**Your task:**
For each line of the data below that holds "Convert", copy the line.

**Records:**
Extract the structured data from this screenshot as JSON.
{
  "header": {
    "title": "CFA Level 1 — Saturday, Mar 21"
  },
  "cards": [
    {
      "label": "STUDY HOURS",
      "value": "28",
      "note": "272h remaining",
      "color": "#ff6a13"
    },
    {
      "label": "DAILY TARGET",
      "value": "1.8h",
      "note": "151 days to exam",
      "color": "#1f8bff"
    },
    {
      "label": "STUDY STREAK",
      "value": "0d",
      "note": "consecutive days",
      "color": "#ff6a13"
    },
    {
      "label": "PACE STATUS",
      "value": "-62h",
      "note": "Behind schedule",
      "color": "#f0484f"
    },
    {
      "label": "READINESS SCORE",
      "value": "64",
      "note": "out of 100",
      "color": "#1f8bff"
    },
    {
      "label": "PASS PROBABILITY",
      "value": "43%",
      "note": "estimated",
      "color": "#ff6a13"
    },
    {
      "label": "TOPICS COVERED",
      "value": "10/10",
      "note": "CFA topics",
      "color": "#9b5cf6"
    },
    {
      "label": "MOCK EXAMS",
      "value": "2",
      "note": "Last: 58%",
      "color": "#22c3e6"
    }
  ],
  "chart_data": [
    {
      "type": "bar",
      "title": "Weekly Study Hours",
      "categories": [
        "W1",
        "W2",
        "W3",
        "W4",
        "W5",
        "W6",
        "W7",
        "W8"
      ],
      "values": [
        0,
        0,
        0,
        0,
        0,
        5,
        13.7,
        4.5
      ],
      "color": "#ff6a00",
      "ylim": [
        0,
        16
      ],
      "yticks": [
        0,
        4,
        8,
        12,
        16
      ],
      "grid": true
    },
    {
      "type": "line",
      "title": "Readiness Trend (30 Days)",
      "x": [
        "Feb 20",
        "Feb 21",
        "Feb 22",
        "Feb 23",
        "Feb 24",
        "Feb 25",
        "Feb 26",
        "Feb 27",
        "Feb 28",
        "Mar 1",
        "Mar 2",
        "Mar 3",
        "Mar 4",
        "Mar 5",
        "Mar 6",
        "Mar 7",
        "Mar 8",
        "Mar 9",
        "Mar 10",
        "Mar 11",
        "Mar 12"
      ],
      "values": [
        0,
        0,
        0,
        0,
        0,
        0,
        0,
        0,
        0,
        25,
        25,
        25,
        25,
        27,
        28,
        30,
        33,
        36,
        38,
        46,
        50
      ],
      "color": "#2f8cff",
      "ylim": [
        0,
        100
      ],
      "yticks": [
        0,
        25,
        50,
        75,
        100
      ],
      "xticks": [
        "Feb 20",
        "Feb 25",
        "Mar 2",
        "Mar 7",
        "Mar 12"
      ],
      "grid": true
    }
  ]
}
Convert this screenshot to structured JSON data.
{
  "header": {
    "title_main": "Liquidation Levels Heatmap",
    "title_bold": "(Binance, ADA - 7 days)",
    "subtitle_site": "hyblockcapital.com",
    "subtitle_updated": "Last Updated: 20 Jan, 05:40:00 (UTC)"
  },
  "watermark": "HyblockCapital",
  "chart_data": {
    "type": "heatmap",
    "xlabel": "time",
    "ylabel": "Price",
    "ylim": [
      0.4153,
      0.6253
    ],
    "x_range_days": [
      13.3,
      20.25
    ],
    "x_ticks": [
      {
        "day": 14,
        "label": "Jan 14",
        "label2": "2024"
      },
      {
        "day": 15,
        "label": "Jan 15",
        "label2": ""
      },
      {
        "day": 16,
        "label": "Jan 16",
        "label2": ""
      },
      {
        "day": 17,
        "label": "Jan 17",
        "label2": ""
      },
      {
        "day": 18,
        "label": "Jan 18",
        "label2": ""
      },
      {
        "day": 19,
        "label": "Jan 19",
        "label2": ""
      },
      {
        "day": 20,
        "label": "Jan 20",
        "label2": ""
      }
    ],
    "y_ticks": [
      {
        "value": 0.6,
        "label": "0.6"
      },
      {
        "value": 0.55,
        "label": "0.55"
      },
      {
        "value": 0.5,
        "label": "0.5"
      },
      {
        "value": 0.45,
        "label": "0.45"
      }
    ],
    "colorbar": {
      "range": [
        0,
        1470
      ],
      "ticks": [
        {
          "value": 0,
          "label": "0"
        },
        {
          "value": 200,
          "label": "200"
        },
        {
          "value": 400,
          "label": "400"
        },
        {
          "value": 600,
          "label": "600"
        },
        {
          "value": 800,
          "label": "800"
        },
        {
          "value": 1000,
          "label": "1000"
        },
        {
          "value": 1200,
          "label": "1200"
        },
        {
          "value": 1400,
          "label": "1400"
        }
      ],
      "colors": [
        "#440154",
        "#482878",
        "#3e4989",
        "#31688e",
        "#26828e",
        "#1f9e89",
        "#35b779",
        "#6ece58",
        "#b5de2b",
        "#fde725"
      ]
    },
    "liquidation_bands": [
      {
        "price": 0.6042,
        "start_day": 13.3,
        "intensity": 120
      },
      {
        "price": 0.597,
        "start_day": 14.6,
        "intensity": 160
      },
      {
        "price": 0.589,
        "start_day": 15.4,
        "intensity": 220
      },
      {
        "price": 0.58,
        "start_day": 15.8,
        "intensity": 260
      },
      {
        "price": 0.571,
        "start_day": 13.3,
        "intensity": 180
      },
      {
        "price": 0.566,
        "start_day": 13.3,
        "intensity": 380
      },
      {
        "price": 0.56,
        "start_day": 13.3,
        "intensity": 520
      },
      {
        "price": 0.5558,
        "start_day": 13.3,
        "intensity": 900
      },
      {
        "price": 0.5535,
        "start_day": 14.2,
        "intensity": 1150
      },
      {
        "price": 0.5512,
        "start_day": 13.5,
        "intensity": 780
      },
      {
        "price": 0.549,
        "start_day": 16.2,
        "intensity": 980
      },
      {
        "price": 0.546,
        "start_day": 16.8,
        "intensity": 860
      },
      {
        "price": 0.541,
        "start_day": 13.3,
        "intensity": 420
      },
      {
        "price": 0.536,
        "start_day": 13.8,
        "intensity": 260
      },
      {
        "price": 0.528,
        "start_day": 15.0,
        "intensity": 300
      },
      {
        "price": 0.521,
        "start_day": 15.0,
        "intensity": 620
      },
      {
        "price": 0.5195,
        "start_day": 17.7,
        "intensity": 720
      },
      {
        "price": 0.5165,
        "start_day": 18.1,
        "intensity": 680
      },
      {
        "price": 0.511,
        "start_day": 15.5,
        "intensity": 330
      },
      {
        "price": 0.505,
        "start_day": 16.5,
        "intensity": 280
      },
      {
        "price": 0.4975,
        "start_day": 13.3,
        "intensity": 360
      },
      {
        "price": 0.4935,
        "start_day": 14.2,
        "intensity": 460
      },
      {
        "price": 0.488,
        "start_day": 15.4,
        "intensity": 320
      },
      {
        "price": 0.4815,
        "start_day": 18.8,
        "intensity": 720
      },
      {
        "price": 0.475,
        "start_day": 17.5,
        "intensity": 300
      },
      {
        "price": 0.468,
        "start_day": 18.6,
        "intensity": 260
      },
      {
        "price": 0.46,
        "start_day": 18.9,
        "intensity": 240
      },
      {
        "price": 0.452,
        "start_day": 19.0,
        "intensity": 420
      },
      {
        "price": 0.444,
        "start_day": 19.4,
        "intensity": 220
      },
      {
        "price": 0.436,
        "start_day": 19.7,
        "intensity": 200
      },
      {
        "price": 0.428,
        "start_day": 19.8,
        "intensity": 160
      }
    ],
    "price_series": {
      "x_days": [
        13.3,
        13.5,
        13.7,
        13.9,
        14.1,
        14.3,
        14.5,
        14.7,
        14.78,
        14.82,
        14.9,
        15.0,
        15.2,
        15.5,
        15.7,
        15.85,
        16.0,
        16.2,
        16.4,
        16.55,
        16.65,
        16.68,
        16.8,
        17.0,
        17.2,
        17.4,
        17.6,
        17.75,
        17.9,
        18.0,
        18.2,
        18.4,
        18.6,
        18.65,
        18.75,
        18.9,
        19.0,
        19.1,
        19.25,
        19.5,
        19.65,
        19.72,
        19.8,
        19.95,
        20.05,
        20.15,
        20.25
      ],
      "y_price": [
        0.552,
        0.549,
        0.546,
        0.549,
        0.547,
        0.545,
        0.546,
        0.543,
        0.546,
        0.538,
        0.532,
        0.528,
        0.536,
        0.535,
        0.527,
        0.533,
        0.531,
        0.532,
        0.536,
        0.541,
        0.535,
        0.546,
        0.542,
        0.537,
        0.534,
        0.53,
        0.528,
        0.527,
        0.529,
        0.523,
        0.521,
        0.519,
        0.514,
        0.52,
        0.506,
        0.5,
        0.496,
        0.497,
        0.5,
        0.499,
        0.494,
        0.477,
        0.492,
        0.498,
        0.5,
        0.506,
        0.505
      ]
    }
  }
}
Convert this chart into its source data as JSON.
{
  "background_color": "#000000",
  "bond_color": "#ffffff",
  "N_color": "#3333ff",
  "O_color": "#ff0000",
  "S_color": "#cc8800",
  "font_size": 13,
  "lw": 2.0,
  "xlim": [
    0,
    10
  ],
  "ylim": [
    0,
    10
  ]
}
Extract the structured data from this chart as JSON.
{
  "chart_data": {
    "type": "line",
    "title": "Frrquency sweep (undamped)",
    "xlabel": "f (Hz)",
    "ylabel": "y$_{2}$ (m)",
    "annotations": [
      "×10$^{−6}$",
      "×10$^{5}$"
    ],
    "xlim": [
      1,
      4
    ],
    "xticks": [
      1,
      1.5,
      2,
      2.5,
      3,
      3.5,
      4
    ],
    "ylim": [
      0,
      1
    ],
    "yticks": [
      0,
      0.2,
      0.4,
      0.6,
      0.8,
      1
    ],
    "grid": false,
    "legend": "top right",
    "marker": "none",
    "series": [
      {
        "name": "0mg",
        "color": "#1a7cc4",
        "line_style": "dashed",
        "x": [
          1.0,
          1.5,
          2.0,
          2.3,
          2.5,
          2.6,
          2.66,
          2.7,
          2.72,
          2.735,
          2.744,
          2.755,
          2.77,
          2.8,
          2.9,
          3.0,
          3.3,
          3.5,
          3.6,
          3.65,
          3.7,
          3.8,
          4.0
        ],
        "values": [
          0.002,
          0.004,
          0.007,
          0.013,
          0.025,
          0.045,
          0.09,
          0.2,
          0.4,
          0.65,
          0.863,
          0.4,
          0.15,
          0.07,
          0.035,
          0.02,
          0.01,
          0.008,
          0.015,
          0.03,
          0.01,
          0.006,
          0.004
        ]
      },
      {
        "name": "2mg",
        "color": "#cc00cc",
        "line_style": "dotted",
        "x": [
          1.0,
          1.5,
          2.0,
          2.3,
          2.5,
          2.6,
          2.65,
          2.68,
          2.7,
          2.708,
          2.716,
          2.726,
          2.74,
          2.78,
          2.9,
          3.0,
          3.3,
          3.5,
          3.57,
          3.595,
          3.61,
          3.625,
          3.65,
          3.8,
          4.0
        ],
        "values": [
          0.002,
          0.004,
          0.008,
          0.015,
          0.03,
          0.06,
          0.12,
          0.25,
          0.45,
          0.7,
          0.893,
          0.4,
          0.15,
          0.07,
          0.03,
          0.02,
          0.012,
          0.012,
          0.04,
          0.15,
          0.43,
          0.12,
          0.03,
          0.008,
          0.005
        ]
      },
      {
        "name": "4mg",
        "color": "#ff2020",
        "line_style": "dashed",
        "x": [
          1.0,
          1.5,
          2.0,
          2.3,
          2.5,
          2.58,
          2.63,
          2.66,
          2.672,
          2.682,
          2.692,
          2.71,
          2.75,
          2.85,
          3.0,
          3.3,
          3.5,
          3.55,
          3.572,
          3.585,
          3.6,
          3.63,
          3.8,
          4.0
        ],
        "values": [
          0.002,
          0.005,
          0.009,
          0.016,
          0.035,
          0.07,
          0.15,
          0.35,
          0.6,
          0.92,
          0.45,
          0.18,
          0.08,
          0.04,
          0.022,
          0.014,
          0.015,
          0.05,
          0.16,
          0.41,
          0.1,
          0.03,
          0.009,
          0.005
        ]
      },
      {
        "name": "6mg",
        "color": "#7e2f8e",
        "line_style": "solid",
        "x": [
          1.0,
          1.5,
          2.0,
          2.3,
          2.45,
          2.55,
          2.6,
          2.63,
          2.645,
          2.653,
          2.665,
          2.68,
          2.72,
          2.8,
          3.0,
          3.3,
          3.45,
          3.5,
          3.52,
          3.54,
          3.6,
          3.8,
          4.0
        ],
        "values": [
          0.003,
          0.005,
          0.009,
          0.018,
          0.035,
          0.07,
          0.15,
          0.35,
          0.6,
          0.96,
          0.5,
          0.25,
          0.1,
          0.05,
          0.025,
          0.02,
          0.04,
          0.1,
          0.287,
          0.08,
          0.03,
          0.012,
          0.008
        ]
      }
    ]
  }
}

**Result for this task:**
Convert this screenshot to structured JSON data.
Convert this chart into its source data as JSON.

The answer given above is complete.